+++ Working data +++

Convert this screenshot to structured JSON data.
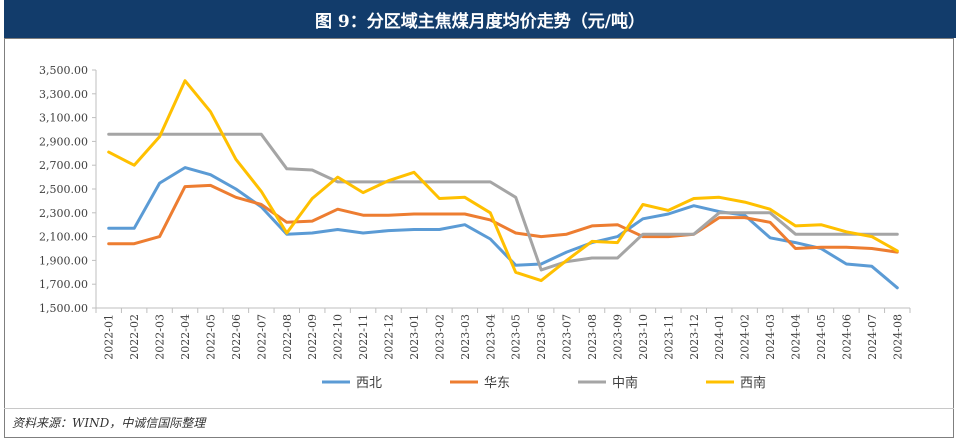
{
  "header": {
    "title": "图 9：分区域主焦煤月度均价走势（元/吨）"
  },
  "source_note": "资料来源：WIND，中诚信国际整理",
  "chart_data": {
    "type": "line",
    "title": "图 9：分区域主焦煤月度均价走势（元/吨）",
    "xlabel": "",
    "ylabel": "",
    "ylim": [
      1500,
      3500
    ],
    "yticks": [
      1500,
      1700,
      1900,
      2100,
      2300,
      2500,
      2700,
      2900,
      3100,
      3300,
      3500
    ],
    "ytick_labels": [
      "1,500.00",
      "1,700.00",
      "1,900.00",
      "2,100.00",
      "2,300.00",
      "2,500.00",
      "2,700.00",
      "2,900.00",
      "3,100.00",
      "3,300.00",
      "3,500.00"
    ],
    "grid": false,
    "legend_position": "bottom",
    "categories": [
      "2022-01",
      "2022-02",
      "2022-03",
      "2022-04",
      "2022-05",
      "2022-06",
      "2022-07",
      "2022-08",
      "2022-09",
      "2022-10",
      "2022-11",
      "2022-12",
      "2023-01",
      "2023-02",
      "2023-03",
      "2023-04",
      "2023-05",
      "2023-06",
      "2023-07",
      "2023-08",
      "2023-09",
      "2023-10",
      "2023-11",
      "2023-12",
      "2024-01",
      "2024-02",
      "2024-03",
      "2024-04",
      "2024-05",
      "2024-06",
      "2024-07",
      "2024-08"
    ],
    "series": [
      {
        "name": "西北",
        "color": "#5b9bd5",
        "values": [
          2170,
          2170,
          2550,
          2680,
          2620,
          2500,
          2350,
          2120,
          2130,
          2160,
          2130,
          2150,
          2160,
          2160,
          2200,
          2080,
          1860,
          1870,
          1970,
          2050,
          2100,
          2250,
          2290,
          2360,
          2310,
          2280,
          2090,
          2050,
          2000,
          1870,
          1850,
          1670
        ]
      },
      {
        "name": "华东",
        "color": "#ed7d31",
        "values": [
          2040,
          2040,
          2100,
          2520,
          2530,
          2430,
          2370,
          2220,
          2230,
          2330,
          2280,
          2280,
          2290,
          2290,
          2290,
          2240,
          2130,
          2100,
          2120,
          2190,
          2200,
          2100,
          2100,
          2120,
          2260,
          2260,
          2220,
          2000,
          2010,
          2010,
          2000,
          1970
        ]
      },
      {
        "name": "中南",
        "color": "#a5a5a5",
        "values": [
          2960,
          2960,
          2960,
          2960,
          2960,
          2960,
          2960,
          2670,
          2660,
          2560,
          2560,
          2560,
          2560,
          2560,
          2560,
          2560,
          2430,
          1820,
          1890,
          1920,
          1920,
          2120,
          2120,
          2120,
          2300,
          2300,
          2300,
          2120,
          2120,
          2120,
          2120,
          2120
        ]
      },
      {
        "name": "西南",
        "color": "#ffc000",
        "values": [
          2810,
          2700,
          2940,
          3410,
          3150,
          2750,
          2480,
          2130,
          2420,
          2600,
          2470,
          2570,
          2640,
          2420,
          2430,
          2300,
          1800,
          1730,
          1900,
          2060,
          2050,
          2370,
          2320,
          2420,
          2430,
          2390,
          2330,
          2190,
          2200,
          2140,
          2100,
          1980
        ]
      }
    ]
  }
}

+++

*Written instruction*. Pictures in the records should not appear in your copy, but everything else must be transcribed exactly.

*Final result*.
Convert this screenshot to structured JSON data.
{
  "header": {
    "title": "图 9：分区域主焦煤月度均价走势（元/吨）"
  },
  "source_note": "资料来源：WIND，中诚信国际整理",
  "chart_data": {
    "type": "line",
    "title": "图 9：分区域主焦煤月度均价走势（元/吨）",
    "xlabel": "",
    "ylabel": "",
    "ylim": [
      1500,
      3500
    ],
    "yticks": [
      1500,
      1700,
      1900,
      2100,
      2300,
      2500,
      2700,
      2900,
      3100,
      3300,
      3500
    ],
    "ytick_labels": [
      "1,500.00",
      "1,700.00",
      "1,900.00",
      "2,100.00",
      "2,300.00",
      "2,500.00",
      "2,700.00",
      "2,900.00",
      "3,100.00",
      "3,300.00",
      "3,500.00"
    ],
    "grid": false,
    "legend_position": "bottom",
    "categories": [
      "2022-01",
      "2022-02",
      "2022-03",
      "2022-04",
      "2022-05",
      "2022-06",
      "2022-07",
      "2022-08",
      "2022-09",
      "2022-10",
      "2022-11",
      "2022-12",
      "2023-01",
      "2023-02",
      "2023-03",
      "2023-04",
      "2023-05",
      "2023-06",
      "2023-07",
      "2023-08",
      "2023-09",
      "2023-10",
      "2023-11",
      "2023-12",
      "2024-01",
      "2024-02",
      "2024-03",
      "2024-04",
      "2024-05",
      "2024-06",
      "2024-07",
      "2024-08"
    ],
    "series": [
      {
        "name": "西北",
        "color": "#5b9bd5",
        "values": [
          2170,
          2170,
          2550,
          2680,
          2620,
          2500,
          2350,
          2120,
          2130,
          2160,
          2130,
          2150,
          2160,
          2160,
          2200,
          2080,
          1860,
          1870,
          1970,
          2050,
          2100,
          2250,
          2290,
          2360,
          2310,
          2280,
          2090,
          2050,
          2000,
          1870,
          1850,
          1670
        ]
      },
      {
        "name": "华东",
        "color": "#ed7d31",
        "values": [
          2040,
          2040,
          2100,
          2520,
          2530,
          2430,
          2370,
          2220,
          2230,
          2330,
          2280,
          2280,
          2290,
          2290,
          2290,
          2240,
          2130,
          2100,
          2120,
          2190,
          2200,
          2100,
          2100,
          2120,
          2260,
          2260,
          2220,
          2000,
          2010,
          2010,
          2000,
          1970
        ]
      },
      {
        "name": "中南",
        "color": "#a5a5a5",
        "values": [
          2960,
          2960,
          2960,
          2960,
          2960,
          2960,
          2960,
          2670,
          2660,
          2560,
          2560,
          2560,
          2560,
          2560,
          2560,
          2560,
          2430,
          1820,
          1890,
          1920,
          1920,
          2120,
          2120,
          2120,
          2300,
          2300,
          2300,
          2120,
          2120,
          2120,
          2120,
          2120
        ]
      },
      {
        "name": "西南",
        "color": "#ffc000",
        "values": [
          2810,
          2700,
          2940,
          3410,
          3150,
          2750,
          2480,
          2130,
          2420,
          2600,
          2470,
          2570,
          2640,
          2420,
          2430,
          2300,
          1800,
          1730,
          1900,
          2060,
          2050,
          2370,
          2320,
          2420,
          2430,
          2390,
          2330,
          2190,
          2200,
          2140,
          2100,
          1980
        ]
      }
    ]
  }
}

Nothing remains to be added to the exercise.